Brief:
Of the lines in this listing, how many contain the word "الوطنية"? Give the number and nothing else.

Data extract:
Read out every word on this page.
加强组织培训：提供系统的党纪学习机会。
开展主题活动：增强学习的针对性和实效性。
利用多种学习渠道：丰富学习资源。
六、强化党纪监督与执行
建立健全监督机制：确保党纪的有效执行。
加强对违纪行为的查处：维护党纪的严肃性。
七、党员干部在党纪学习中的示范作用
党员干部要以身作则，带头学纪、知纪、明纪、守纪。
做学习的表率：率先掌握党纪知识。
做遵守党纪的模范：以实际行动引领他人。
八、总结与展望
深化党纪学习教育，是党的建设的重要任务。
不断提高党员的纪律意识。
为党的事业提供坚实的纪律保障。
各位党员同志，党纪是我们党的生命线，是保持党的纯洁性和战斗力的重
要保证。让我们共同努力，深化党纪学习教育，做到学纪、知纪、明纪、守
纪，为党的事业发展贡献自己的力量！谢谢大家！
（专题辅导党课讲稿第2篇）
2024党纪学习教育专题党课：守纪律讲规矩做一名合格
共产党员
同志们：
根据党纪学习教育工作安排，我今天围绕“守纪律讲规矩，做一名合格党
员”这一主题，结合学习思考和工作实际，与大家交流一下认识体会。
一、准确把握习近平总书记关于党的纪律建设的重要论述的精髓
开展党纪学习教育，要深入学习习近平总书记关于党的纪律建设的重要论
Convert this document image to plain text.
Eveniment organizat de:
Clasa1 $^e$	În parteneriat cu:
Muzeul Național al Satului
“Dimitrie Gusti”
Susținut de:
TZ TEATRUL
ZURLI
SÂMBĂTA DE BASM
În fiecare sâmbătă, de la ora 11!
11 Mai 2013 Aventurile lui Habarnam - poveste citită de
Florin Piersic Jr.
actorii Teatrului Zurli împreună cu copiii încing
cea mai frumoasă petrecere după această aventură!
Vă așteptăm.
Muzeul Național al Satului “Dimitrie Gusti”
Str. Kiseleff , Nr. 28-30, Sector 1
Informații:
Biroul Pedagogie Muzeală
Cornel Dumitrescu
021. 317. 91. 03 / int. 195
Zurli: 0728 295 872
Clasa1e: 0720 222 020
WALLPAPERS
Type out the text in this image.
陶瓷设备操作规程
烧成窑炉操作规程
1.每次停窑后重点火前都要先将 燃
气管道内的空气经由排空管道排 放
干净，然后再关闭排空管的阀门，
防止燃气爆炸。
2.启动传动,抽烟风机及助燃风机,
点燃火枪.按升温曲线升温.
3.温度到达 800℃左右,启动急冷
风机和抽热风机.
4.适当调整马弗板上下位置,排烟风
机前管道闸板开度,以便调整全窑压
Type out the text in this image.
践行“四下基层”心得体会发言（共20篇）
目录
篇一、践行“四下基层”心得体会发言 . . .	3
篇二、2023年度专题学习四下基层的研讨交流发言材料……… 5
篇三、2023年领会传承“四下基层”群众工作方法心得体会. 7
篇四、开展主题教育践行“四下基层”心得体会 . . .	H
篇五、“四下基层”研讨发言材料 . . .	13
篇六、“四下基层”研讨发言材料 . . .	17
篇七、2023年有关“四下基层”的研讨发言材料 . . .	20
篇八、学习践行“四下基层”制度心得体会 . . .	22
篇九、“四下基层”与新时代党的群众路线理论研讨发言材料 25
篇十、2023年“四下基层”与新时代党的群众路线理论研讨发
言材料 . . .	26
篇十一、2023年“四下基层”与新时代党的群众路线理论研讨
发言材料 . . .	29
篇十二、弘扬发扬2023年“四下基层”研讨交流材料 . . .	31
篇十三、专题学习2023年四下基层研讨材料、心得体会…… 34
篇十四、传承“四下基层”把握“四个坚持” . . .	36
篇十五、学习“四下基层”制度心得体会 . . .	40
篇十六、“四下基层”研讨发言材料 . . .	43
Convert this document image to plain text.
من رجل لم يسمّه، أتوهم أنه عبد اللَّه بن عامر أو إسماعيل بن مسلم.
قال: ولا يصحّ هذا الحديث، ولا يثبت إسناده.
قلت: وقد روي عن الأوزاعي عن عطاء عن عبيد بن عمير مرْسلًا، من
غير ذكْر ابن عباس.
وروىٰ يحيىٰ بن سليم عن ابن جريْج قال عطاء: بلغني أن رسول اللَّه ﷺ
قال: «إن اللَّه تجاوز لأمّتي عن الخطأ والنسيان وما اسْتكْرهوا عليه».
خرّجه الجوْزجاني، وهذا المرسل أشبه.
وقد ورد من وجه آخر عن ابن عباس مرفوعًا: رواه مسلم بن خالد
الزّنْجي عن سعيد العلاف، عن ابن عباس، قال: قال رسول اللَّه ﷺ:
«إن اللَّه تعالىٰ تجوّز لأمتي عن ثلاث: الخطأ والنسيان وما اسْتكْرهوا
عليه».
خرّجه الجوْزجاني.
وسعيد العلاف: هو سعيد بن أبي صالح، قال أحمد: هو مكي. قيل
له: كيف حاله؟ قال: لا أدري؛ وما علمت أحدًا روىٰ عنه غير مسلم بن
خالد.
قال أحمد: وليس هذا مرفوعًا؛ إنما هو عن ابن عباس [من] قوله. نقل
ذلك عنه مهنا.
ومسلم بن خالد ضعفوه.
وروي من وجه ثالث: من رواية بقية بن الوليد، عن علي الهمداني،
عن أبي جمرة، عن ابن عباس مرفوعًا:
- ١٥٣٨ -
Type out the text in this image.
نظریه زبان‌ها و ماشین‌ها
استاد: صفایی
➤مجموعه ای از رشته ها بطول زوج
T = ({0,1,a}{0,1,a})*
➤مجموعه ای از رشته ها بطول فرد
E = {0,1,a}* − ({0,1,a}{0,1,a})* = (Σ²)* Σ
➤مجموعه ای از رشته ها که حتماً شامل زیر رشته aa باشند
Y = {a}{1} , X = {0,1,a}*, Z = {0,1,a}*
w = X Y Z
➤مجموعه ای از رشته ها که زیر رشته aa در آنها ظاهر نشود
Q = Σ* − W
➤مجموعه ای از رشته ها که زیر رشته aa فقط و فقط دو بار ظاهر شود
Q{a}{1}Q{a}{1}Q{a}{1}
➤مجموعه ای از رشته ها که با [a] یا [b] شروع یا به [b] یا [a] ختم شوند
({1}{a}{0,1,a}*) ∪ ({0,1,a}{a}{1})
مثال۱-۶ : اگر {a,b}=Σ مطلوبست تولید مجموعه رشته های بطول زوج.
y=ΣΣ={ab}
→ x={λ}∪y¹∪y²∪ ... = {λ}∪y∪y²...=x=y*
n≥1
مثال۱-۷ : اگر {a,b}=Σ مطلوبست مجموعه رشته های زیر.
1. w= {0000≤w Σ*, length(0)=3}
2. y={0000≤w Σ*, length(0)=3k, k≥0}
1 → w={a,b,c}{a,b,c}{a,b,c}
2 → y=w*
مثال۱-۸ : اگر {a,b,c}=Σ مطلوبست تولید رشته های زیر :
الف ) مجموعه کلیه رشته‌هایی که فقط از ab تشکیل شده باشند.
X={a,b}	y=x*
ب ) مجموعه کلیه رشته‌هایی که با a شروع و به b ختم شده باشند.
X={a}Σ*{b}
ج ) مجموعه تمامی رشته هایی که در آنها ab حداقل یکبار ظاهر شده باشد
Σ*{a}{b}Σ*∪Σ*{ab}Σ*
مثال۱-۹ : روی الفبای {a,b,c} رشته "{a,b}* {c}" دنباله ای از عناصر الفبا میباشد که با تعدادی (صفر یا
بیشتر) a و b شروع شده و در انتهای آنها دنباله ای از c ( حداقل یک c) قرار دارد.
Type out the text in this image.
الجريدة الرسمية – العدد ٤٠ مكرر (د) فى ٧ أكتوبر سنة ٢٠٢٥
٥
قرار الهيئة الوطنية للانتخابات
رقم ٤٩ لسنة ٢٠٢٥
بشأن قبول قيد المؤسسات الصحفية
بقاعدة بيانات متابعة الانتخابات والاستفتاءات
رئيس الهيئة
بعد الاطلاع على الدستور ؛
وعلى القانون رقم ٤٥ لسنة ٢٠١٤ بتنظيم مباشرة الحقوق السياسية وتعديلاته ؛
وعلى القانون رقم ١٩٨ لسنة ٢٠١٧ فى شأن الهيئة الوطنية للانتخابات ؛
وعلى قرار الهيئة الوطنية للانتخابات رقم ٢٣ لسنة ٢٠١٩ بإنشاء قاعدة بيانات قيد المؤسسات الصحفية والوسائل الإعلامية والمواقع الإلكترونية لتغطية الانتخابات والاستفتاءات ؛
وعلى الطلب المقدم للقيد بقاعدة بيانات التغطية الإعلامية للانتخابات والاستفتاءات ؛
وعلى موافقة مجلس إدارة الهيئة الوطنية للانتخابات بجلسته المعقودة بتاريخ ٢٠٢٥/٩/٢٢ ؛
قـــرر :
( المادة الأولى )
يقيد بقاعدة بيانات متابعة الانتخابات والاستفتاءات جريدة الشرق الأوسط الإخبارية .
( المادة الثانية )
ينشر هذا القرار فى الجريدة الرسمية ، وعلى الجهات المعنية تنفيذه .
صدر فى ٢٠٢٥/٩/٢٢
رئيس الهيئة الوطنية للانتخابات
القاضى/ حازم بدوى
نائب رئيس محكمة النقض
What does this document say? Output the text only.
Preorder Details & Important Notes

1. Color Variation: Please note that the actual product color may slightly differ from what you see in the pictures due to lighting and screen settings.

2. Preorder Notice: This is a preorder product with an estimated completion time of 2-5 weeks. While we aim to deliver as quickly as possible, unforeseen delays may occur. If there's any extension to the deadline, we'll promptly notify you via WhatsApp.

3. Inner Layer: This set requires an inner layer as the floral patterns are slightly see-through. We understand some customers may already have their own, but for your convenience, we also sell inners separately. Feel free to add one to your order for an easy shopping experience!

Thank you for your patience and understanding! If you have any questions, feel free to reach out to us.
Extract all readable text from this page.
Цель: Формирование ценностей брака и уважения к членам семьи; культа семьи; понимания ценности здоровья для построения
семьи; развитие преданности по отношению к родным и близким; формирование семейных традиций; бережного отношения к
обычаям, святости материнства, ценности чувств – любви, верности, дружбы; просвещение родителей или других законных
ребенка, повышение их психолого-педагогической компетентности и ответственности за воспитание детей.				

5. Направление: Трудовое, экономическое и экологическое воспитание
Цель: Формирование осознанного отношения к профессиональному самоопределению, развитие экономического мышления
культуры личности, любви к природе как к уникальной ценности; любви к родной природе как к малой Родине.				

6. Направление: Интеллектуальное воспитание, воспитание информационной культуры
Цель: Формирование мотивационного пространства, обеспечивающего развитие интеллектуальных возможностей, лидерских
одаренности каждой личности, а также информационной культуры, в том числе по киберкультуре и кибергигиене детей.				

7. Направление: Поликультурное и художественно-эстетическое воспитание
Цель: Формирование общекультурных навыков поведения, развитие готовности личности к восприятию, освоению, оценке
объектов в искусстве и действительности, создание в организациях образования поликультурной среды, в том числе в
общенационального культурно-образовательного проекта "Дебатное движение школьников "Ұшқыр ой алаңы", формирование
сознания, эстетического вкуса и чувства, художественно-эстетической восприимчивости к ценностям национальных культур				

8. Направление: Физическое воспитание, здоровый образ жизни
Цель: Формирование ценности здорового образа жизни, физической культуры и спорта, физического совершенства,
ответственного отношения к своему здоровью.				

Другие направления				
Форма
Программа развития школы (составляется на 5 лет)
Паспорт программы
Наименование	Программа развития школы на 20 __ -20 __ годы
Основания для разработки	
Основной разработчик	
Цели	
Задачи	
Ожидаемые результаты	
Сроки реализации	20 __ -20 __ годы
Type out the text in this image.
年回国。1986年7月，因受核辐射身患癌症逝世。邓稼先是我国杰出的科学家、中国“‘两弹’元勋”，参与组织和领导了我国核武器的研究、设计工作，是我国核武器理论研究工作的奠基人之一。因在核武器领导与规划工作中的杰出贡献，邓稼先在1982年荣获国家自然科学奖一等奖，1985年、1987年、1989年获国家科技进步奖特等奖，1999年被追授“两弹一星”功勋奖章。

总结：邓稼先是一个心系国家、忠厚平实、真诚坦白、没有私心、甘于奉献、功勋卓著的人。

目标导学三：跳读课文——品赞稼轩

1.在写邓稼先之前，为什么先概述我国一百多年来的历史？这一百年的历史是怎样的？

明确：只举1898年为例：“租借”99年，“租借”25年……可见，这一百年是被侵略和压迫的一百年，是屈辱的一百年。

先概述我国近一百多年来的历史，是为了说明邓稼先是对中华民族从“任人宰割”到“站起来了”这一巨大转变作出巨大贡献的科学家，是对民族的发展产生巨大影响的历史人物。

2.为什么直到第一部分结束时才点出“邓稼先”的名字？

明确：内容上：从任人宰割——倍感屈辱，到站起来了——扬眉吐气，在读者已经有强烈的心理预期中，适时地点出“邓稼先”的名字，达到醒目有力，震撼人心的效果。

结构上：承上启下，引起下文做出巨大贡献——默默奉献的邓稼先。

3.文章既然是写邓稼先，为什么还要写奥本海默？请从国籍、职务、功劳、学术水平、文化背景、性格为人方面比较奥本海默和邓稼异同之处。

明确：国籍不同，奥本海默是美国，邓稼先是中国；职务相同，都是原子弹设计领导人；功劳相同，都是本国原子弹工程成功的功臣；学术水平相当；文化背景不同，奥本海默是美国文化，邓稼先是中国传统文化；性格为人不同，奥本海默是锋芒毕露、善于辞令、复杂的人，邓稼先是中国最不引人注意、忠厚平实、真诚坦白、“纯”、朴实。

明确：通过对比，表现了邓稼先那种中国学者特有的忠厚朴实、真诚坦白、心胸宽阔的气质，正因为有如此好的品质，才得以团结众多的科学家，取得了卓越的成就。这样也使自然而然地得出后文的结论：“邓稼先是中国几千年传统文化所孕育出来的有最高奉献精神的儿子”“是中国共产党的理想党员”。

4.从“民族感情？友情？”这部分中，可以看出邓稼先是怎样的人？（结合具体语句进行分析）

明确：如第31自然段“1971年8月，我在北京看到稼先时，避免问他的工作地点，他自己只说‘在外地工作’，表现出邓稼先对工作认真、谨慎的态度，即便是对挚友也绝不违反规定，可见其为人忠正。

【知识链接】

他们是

Written response:
5